Data entries:
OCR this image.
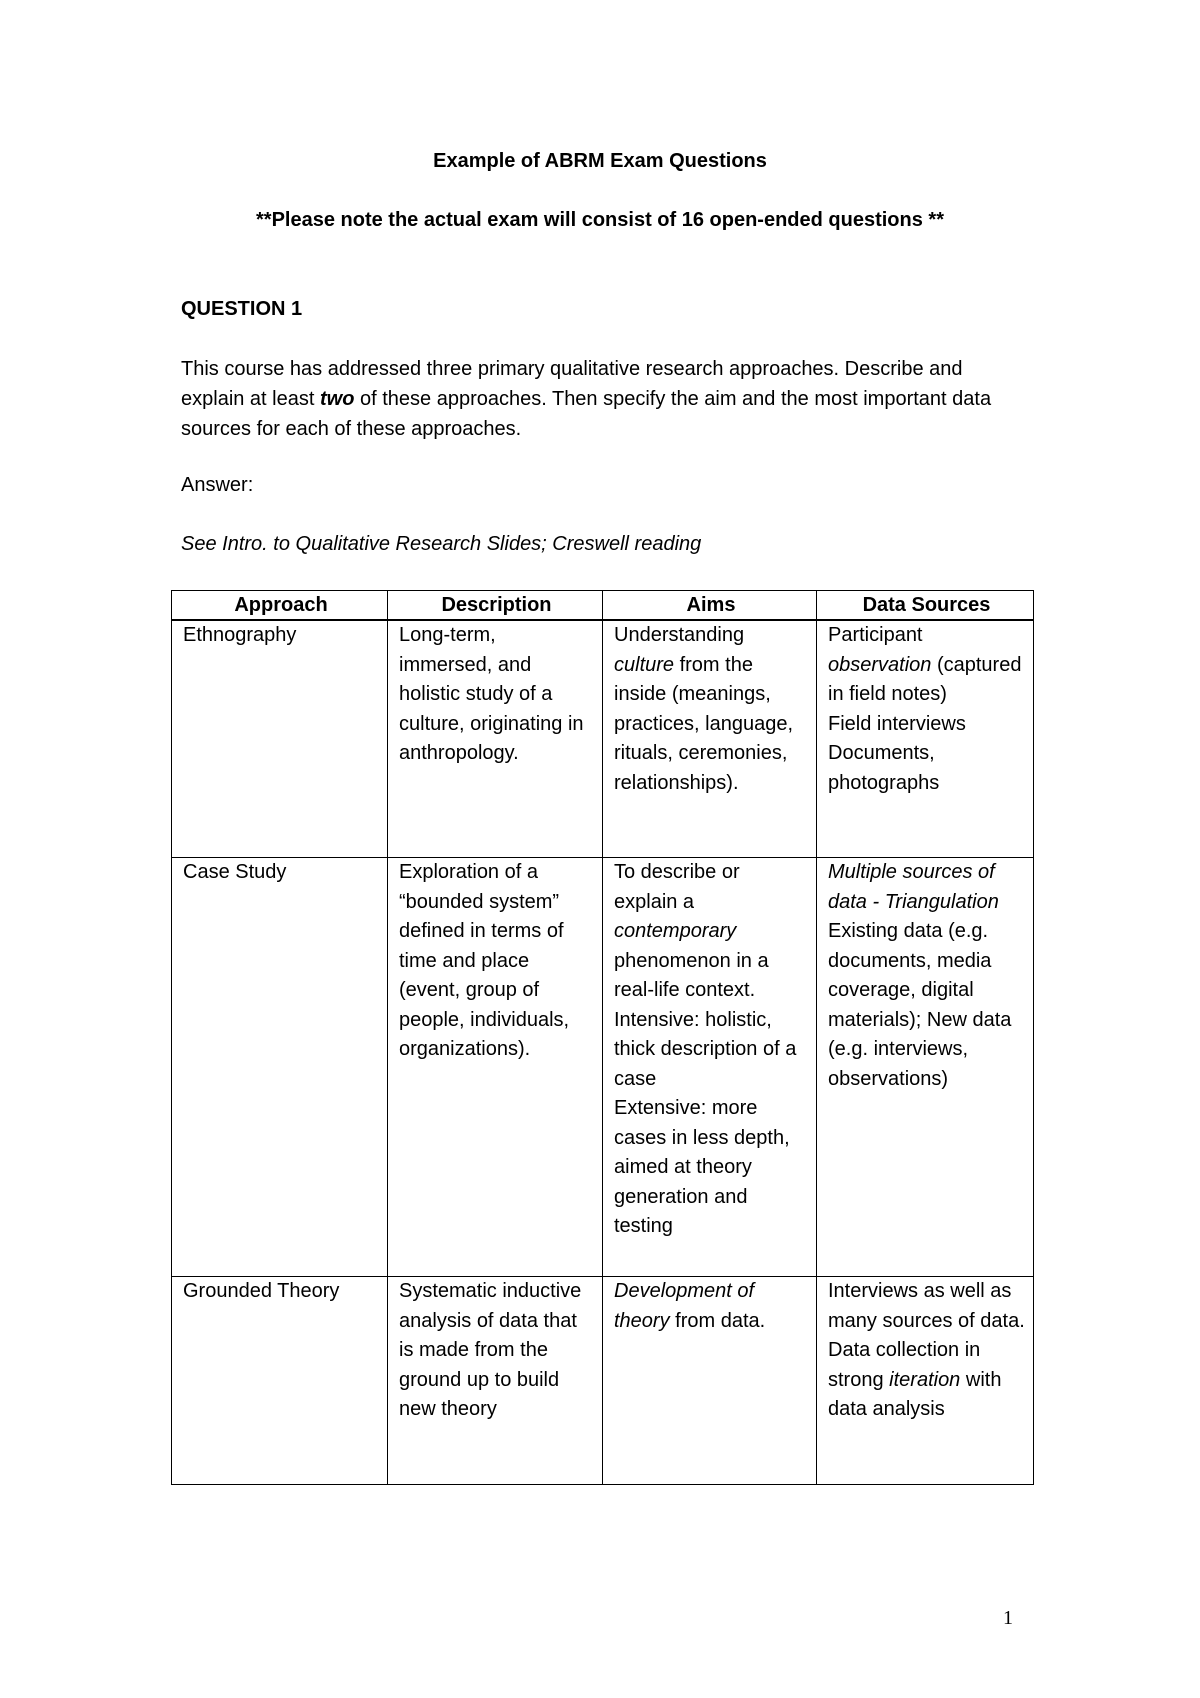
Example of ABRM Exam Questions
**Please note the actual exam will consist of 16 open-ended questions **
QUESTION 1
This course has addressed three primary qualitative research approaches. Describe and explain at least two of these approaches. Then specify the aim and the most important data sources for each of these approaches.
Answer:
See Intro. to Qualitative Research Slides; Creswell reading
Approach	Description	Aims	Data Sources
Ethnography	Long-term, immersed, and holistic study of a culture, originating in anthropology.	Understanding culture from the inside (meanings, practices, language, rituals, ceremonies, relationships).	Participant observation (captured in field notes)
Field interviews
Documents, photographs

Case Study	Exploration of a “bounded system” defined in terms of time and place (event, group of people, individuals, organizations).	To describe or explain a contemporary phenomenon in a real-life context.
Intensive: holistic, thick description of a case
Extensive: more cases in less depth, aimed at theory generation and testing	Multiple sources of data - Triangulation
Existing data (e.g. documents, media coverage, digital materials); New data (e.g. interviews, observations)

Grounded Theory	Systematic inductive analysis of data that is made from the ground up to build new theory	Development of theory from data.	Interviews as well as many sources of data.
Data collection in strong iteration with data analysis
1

To do: Reproduce each line exactly, please, except for any pictures.

Completed task:
OCR this image.
Example of ABRM Exam Questions
**Please note the actual exam will consist of 16 open-ended questions **
QUESTION 1
This course has addressed three primary qualitative research approaches. Describe and explain at least two of these approaches. Then specify the aim and the most important data sources for each of these approaches.
Answer:
See Intro. to Qualitative Research Slides; Creswell reading
Approach	Description	Aims	Data Sources
Ethnography	Long-term, immersed, and holistic study of a culture, originating in anthropology.	Understanding culture from the inside (meanings, practices, language, rituals, ceremonies, relationships).	Participant observation (captured in field notes)
Field interviews
Documents, photographs

Case Study	Exploration of a “bounded system” defined in terms of time and place (event, group of people, individuals, organizations).	To describe or explain a contemporary phenomenon in a real-life context.
Intensive: holistic, thick description of a case
Extensive: more cases in less depth, aimed at theory generation and testing	Multiple sources of data - Triangulation
Existing data (e.g. documents, media coverage, digital materials); New data (e.g. interviews, observations)

Grounded Theory	Systematic inductive analysis of data that is made from the ground up to build new theory	Development of theory from data.	Interviews as well as many sources of data.
Data collection in strong iteration with data analysis
1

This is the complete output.